Stated task: Output all of the entries below precisely as written.

***** Record list

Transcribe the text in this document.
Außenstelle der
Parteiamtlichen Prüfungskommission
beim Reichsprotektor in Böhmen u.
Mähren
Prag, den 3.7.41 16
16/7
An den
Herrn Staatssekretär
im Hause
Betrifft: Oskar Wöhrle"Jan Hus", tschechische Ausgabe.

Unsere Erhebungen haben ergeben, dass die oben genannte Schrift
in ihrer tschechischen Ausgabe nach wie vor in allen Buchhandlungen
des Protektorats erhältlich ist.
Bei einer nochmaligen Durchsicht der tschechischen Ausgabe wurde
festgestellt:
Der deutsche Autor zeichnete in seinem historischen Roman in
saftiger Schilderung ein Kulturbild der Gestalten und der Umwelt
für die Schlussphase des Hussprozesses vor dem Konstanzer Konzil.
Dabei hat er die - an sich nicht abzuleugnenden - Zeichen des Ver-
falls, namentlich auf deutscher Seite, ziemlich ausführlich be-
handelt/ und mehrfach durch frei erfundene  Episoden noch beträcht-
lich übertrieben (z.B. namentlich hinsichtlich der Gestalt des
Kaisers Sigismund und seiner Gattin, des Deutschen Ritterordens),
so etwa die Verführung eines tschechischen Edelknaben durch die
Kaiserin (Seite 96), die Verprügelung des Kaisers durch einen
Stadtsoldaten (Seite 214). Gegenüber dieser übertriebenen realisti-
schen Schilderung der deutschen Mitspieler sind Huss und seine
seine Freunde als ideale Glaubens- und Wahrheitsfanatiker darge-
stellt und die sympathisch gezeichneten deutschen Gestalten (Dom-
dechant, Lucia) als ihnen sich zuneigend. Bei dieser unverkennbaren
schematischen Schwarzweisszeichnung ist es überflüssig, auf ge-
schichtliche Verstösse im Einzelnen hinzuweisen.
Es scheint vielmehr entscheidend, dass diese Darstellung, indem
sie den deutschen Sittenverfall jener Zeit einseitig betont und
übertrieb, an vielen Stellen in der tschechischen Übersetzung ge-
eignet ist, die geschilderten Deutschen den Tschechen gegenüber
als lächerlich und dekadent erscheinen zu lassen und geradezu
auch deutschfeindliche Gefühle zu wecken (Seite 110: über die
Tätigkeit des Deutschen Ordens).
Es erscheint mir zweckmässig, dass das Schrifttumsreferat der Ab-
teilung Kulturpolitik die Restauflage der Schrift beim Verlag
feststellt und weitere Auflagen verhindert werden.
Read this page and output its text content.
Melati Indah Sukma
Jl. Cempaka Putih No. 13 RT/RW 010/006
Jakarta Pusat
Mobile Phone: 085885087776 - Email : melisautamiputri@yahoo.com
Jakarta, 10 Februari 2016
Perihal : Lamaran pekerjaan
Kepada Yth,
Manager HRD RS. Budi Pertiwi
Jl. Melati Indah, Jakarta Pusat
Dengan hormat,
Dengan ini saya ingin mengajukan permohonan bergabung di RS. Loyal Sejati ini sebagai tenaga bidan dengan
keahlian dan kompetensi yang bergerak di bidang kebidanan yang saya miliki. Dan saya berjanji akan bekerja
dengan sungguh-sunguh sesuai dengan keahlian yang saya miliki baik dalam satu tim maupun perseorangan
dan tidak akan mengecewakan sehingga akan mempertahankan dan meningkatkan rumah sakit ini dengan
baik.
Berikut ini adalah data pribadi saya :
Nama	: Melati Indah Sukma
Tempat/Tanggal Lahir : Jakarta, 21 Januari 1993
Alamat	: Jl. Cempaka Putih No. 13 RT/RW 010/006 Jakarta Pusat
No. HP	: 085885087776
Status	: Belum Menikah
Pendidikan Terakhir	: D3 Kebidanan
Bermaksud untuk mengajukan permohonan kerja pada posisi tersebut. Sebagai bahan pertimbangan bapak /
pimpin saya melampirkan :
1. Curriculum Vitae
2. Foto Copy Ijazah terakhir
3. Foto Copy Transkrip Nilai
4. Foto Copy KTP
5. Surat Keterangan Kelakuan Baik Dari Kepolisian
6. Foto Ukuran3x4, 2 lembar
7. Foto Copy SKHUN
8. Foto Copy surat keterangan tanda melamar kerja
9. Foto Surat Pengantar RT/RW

**********

Answer below:
Transcribe the text in this document.
Außenstelle der
Parteiamtlichen Prüfungskommission
beim Reichsprotektor in Böhmen u.
Mähren
Prag, den 3.7.41 16
16/7
An den
Herrn Staatssekretär
im Hause
Betrifft: Oskar Wöhrle"Jan Hus", tschechische Ausgabe.

Unsere Erhebungen haben ergeben, dass die oben genannte Schrift
in ihrer tschechischen Ausgabe nach wie vor in allen Buchhandlungen
des Protektorats erhältlich ist.
Bei einer nochmaligen Durchsicht der tschechischen Ausgabe wurde
festgestellt:
Der deutsche Autor zeichnete in seinem historischen Roman in
saftiger Schilderung ein Kulturbild der Gestalten und der Umwelt
für die Schlussphase des Hussprozesses vor dem Konstanzer Konzil.
Dabei hat er die - an sich nicht abzuleugnenden - Zeichen des Ver-
falls, namentlich auf deutscher Seite, ziemlich ausführlich be-
handelt/ und mehrfach durch frei erfundene  Episoden noch beträcht-
lich übertrieben (z.B. namentlich hinsichtlich der Gestalt des
Kaisers Sigismund und seiner Gattin, des Deutschen Ritterordens),
so etwa die Verführung eines tschechischen Edelknaben durch die
Kaiserin (Seite 96), die Verprügelung des Kaisers durch einen
Stadtsoldaten (Seite 214). Gegenüber dieser übertriebenen realisti-
schen Schilderung der deutschen Mitspieler sind Huss und seine
seine Freunde als ideale Glaubens- und Wahrheitsfanatiker darge-
stellt und die sympathisch gezeichneten deutschen Gestalten (Dom-
dechant, Lucia) als ihnen sich zuneigend. Bei dieser unverkennbaren
schematischen Schwarzweisszeichnung ist es überflüssig, auf ge-
schichtliche Verstösse im Einzelnen hinzuweisen.
Es scheint vielmehr entscheidend, dass diese Darstellung, indem
sie den deutschen Sittenverfall jener Zeit einseitig betont und
übertrieb, an vielen Stellen in der tschechischen Übersetzung ge-
eignet ist, die geschilderten Deutschen den Tschechen gegenüber
als lächerlich und dekadent erscheinen zu lassen und geradezu
auch deutschfeindliche Gefühle zu wecken (Seite 110: über die
Tätigkeit des Deutschen Ordens).
Es erscheint mir zweckmässig, dass das Schrifttumsreferat der Ab-
teilung Kulturpolitik die Restauflage der Schrift beim Verlag
feststellt und weitere Auflagen verhindert werden.
Read this page and output its text content.
Melati Indah Sukma
Jl. Cempaka Putih No. 13 RT/RW 010/006
Jakarta Pusat
Mobile Phone: 085885087776 - Email : melisautamiputri@yahoo.com
Jakarta, 10 Februari 2016
Perihal : Lamaran pekerjaan
Kepada Yth,
Manager HRD RS. Budi Pertiwi
Jl. Melati Indah, Jakarta Pusat
Dengan hormat,
Dengan ini saya ingin mengajukan permohonan bergabung di RS. Loyal Sejati ini sebagai tenaga bidan dengan
keahlian dan kompetensi yang bergerak di bidang kebidanan yang saya miliki. Dan saya berjanji akan bekerja
dengan sungguh-sunguh sesuai dengan keahlian yang saya miliki baik dalam satu tim maupun perseorangan
dan tidak akan mengecewakan sehingga akan mempertahankan dan meningkatkan rumah sakit ini dengan
baik.
Berikut ini adalah data pribadi saya :
Nama	: Melati Indah Sukma
Tempat/Tanggal Lahir : Jakarta, 21 Januari 1993
Alamat	: Jl. Cempaka Putih No. 13 RT/RW 010/006 Jakarta Pusat
No. HP	: 085885087776
Status	: Belum Menikah
Pendidikan Terakhir	: D3 Kebidanan
Bermaksud untuk mengajukan permohonan kerja pada posisi tersebut. Sebagai bahan pertimbangan bapak /
pimpin saya melampirkan :
1. Curriculum Vitae
2. Foto Copy Ijazah terakhir
3. Foto Copy Transkrip Nilai
4. Foto Copy KTP
5. Surat Keterangan Kelakuan Baik Dari Kepolisian
6. Foto Ukuran3x4, 2 lembar
7. Foto Copy SKHUN
8. Foto Copy surat keterangan tanda melamar kerja
9. Foto Surat Pengantar RT/RW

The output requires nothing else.